Given task
Write out the listing exactly as it is given.

Input records
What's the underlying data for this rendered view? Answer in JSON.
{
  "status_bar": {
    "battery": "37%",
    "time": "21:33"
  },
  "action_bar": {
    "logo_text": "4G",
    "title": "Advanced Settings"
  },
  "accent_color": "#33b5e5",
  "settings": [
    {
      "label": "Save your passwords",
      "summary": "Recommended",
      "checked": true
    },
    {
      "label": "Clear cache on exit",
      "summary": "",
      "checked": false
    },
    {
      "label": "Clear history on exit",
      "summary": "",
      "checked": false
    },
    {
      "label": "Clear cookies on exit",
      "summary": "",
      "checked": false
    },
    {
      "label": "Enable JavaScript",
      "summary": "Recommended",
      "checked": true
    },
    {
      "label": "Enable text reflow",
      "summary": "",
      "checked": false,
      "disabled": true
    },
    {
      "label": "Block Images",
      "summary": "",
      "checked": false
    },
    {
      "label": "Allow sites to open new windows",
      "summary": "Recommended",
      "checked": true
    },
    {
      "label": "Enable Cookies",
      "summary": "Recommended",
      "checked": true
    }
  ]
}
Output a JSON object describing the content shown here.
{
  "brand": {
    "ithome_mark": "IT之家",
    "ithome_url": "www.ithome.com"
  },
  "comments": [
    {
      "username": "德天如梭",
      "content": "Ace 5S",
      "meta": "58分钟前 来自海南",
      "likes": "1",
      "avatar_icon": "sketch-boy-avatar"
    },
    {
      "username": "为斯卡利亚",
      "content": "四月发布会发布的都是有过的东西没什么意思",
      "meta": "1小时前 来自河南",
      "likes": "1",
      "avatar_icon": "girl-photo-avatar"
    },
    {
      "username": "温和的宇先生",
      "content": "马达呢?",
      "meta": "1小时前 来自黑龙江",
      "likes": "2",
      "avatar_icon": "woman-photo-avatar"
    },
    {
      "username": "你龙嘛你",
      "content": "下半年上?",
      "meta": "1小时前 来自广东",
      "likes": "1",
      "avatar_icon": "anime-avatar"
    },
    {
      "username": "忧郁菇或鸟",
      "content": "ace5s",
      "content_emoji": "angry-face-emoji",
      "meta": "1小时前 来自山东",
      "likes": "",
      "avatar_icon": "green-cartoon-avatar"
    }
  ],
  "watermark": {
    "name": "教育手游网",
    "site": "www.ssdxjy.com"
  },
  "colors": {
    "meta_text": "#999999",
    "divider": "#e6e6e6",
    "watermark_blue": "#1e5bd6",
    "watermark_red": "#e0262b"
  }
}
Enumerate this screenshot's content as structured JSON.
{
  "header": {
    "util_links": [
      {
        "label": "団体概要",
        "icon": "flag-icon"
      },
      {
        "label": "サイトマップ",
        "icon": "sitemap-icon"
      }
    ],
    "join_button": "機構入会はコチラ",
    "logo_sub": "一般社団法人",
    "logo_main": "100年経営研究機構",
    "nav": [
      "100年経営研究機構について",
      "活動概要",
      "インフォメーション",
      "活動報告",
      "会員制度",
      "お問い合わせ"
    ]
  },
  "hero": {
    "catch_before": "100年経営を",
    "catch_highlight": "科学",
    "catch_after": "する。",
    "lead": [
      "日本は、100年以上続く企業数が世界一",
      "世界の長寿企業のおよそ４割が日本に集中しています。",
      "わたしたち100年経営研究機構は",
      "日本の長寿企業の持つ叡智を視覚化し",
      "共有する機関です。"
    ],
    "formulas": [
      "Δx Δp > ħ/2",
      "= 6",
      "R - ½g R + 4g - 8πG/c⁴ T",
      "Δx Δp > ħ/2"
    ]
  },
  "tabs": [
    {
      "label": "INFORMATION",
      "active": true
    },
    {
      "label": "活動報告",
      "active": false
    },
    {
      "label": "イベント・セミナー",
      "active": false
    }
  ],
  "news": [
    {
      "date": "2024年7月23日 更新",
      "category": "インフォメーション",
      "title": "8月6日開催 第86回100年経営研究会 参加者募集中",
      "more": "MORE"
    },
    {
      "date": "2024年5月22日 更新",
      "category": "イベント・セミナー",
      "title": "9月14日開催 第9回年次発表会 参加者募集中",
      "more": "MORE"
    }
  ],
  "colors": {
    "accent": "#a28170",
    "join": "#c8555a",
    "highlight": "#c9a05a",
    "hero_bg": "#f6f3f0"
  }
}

Result for this task
What's the underlying data for this rendered view? Answer in JSON.
{
  "status_bar": {
    "battery": "37%",
    "time": "21:33"
  },
  "action_bar": {
    "logo_text": "4G",
    "title": "Advanced Settings"
  },
  "accent_color": "#33b5e5",
  "settings": [
    {
      "label": "Save your passwords",
      "summary": "Recommended",
      "checked": true
    },
    {
      "label": "Clear cache on exit",
      "summary": "",
      "checked": false
    },
    {
      "label": "Clear history on exit",
      "summary": "",
      "checked": false
    },
    {
      "label": "Clear cookies on exit",
      "summary": "",
      "checked": false
    },
    {
      "label": "Enable JavaScript",
      "summary": "Recommended",
      "checked": true
    },
    {
      "label": "Enable text reflow",
      "summary": "",
      "checked": false,
      "disabled": true
    },
    {
      "label": "Block Images",
      "summary": "",
      "checked": false
    },
    {
      "label": "Allow sites to open new windows",
      "summary": "Recommended",
      "checked": true
    },
    {
      "label": "Enable Cookies",
      "summary": "Recommended",
      "checked": true
    }
  ]
}
Output a JSON object describing the content shown here.
{
  "brand": {
    "ithome_mark": "IT之家",
    "ithome_url": "www.ithome.com"
  },
  "comments": [
    {
      "username": "德天如梭",
      "content": "Ace 5S",
      "meta": "58分钟前 来自海南",
      "likes": "1",
      "avatar_icon": "sketch-boy-avatar"
    },
    {
      "username": "为斯卡利亚",
      "content": "四月发布会发布的都是有过的东西没什么意思",
      "meta": "1小时前 来自河南",
      "likes": "1",
      "avatar_icon": "girl-photo-avatar"
    },
    {
      "username": "温和的宇先生",
      "content": "马达呢?",
      "meta": "1小时前 来自黑龙江",
      "likes": "2",
      "avatar_icon": "woman-photo-avatar"
    },
    {
      "username": "你龙嘛你",
      "content": "下半年上?",
      "meta": "1小时前 来自广东",
      "likes": "1",
      "avatar_icon": "anime-avatar"
    },
    {
      "username": "忧郁菇或鸟",
      "content": "ace5s",
      "content_emoji": "angry-face-emoji",
      "meta": "1小时前 来自山东",
      "likes": "",
      "avatar_icon": "green-cartoon-avatar"
    }
  ],
  "watermark": {
    "name": "教育手游网",
    "site": "www.ssdxjy.com"
  },
  "colors": {
    "meta_text": "#999999",
    "divider": "#e6e6e6",
    "watermark_blue": "#1e5bd6",
    "watermark_red": "#e0262b"
  }
}
Enumerate this screenshot's content as structured JSON.
{
  "header": {
    "util_links": [
      {
        "label": "団体概要",
        "icon": "flag-icon"
      },
      {
        "label": "サイトマップ",
        "icon": "sitemap-icon"
      }
    ],
    "join_button": "機構入会はコチラ",
    "logo_sub": "一般社団法人",
    "logo_main": "100年経営研究機構",
    "nav": [
      "100年経営研究機構について",
      "活動概要",
      "インフォメーション",
      "活動報告",
      "会員制度",
      "お問い合わせ"
    ]
  },
  "hero": {
    "catch_before": "100年経営を",
    "catch_highlight": "科学",
    "catch_after": "する。",
    "lead": [
      "日本は、100年以上続く企業数が世界一",
      "世界の長寿企業のおよそ４割が日本に集中しています。",
      "わたしたち100年経営研究機構は",
      "日本の長寿企業の持つ叡智を視覚化し",
      "共有する機関です。"
    ],
    "formulas": [
      "Δx Δp > ħ/2",
      "= 6",
      "R - ½g R + 4g - 8πG/c⁴ T",
      "Δx Δp > ħ/2"
    ]
  },
  "tabs": [
    {
      "label": "INFORMATION",
      "active": true
    },
    {
      "label": "活動報告",
      "active": false
    },
    {
      "label": "イベント・セミナー",
      "active": false
    }
  ],
  "news": [
    {
      "date": "2024年7月23日 更新",
      "category": "インフォメーション",
      "title": "8月6日開催 第86回100年経営研究会 参加者募集中",
      "more": "MORE"
    },
    {
      "date": "2024年5月22日 更新",
      "category": "イベント・セミナー",
      "title": "9月14日開催 第9回年次発表会 参加者募集中",
      "more": "MORE"
    }
  ],
  "colors": {
    "accent": "#a28170",
    "join": "#c8555a",
    "highlight": "#c9a05a",
    "hero_bg": "#f6f3f0"
  }
}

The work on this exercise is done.